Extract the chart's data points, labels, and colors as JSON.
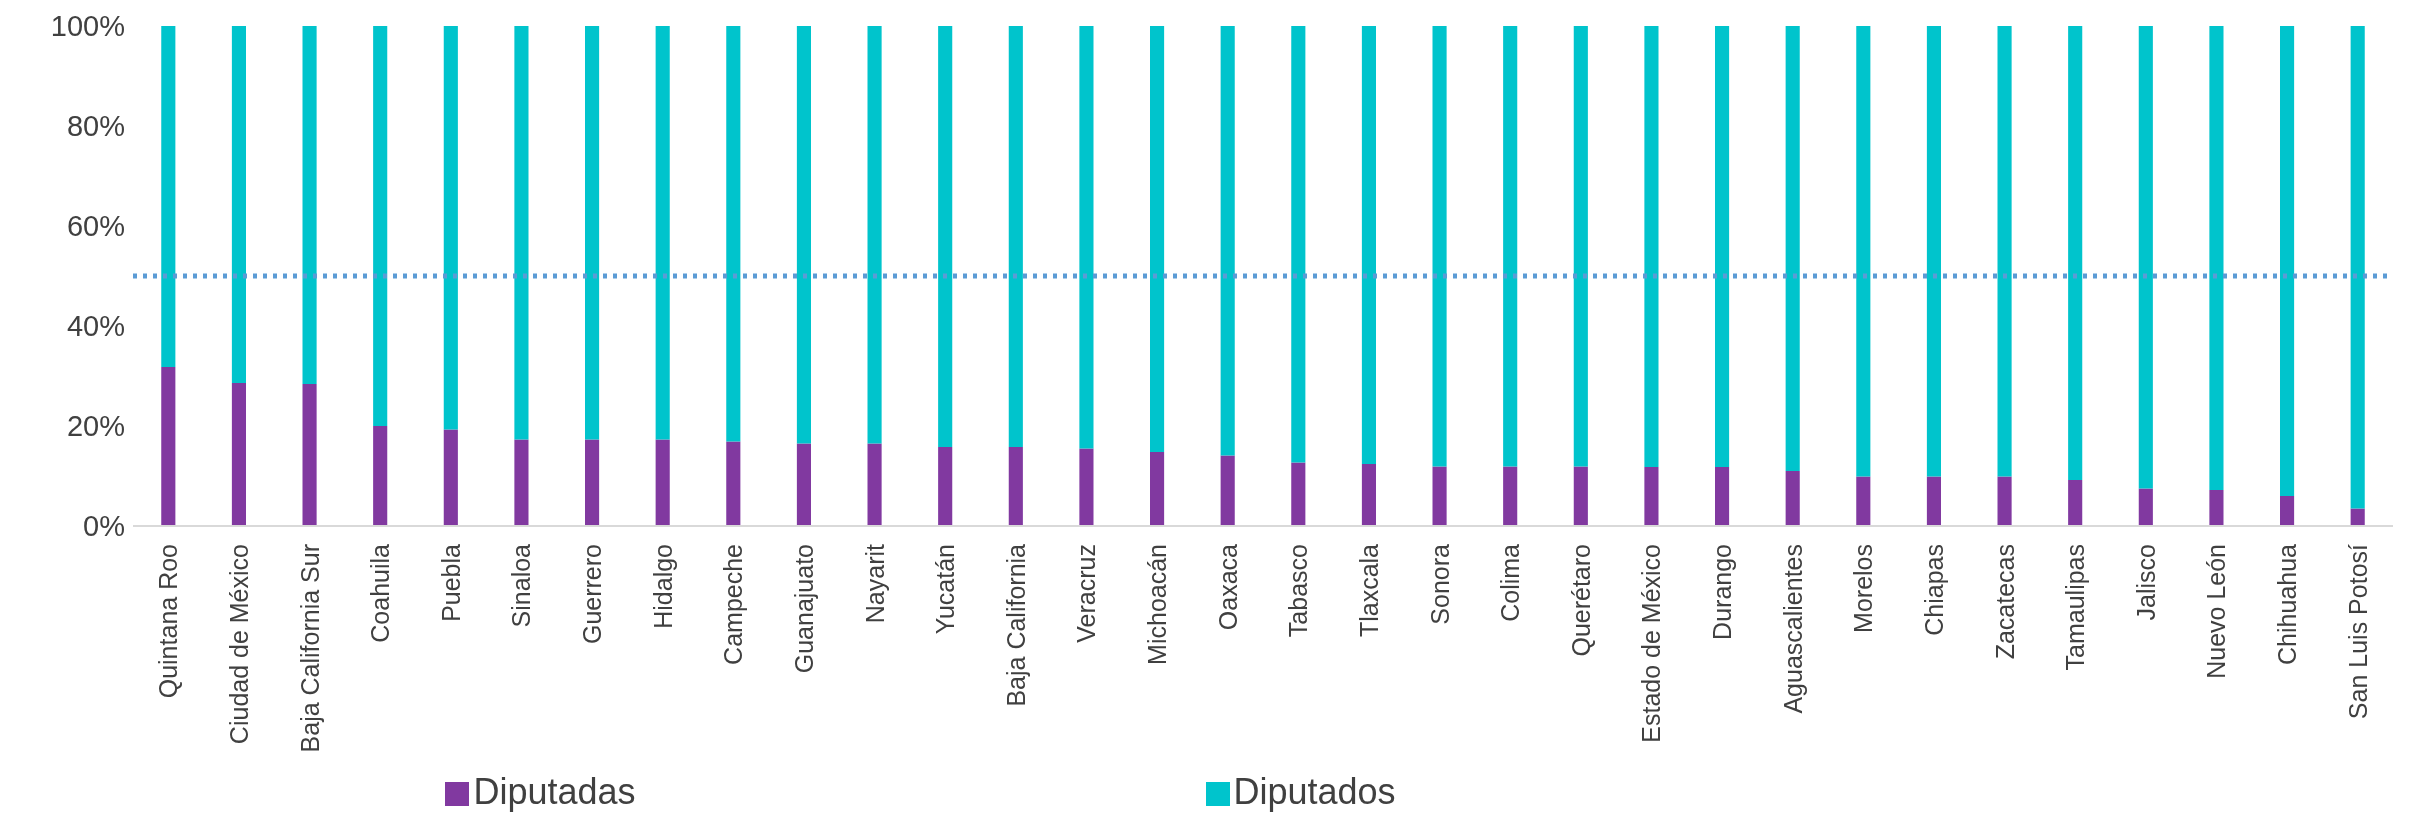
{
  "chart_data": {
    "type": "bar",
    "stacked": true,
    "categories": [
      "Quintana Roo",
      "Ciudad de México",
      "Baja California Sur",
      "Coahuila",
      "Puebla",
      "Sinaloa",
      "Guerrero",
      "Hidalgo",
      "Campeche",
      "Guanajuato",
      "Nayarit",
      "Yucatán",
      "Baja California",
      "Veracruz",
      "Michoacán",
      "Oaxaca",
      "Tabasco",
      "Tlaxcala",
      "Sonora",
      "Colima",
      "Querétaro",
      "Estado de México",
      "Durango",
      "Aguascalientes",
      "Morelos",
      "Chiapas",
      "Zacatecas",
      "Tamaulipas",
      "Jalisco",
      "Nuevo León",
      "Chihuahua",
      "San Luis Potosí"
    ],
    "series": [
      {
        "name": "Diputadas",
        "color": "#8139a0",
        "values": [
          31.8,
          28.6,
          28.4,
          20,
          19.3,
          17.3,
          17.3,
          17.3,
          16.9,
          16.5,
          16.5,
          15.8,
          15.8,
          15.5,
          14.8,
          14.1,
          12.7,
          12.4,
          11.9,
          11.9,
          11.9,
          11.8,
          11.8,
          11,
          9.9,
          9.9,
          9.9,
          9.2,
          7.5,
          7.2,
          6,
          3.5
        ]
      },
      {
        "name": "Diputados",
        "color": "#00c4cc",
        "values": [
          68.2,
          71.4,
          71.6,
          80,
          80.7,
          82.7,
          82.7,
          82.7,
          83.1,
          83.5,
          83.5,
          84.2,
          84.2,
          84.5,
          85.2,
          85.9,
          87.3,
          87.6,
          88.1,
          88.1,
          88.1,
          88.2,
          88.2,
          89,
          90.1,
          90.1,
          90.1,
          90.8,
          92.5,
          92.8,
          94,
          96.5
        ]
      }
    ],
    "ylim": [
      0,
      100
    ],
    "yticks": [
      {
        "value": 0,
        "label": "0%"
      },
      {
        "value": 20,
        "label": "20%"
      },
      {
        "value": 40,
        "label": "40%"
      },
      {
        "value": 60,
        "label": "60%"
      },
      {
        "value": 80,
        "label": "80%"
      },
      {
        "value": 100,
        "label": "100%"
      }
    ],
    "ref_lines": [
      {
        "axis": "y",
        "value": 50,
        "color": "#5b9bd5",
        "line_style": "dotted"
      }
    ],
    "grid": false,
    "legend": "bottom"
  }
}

*****

Exercise description – In the entries above, identify every line with the string "California".

Complete output –
      "Baja California Sur",
      "Baja California",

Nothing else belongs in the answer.